Saved entries:
--- START ---

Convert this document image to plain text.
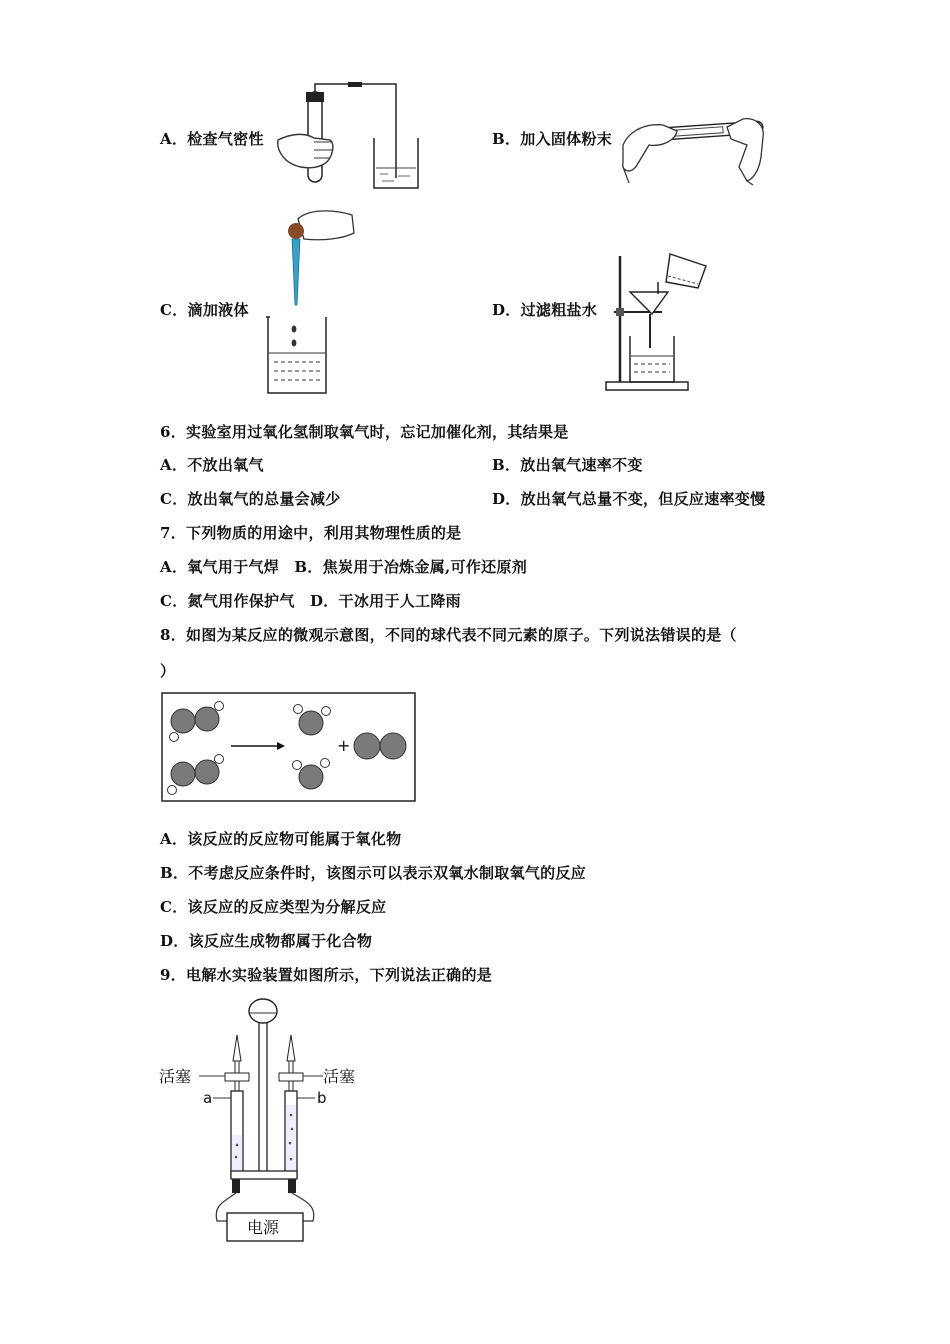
A．检查气密性	B．加入固体粉末
C．滴加液体	D．过滤粗盐水
6．实验室用过氧化氢制取氧气时，忘记加催化剂，其结果是
A．不放出氧气	B．放出氧气速率不变
C．放出氧气的总量会减少	D．放出氧气总量不变，但反应速率变慢
7．下列物质的用途中，利用其物理性质的是
A．氧气用于气焊　B．焦炭用于冶炼金属,可作还原剂
C．氮气用作保护气　D．干冰用于人工降雨
8．如图为某反应的微观示意图，不同的球代表不同元素的原子。下列说法错误的是（
）
+
A．该反应的反应物可能属于氧化物
B．不考虑反应条件时，该图示可以表示双氧水制取氧气的反应
C．该反应的反应类型为分解反应
D．该反应生成物都属于化合物
9．电解水实验装置如图所示，下列说法正确的是
电源
活塞	活塞
a	b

--- END ---

Quote the entries in full. Any image among them is to be omitted from the copy.

Convert this document image to plain text.
A．检查气密性	B．加入固体粉末
C．滴加液体	D．过滤粗盐水
6．实验室用过氧化氢制取氧气时，忘记加催化剂，其结果是
A．不放出氧气	B．放出氧气速率不变
C．放出氧气的总量会减少	D．放出氧气总量不变，但反应速率变慢
7．下列物质的用途中，利用其物理性质的是
A．氧气用于气焊　B．焦炭用于冶炼金属,可作还原剂
C．氮气用作保护气　D．干冰用于人工降雨
8．如图为某反应的微观示意图，不同的球代表不同元素的原子。下列说法错误的是（
）
+
A．该反应的反应物可能属于氧化物
B．不考虑反应条件时，该图示可以表示双氧水制取氧气的反应
C．该反应的反应类型为分解反应
D．该反应生成物都属于化合物
9．电解水实验装置如图所示，下列说法正确的是
电源
活塞	活塞
a	b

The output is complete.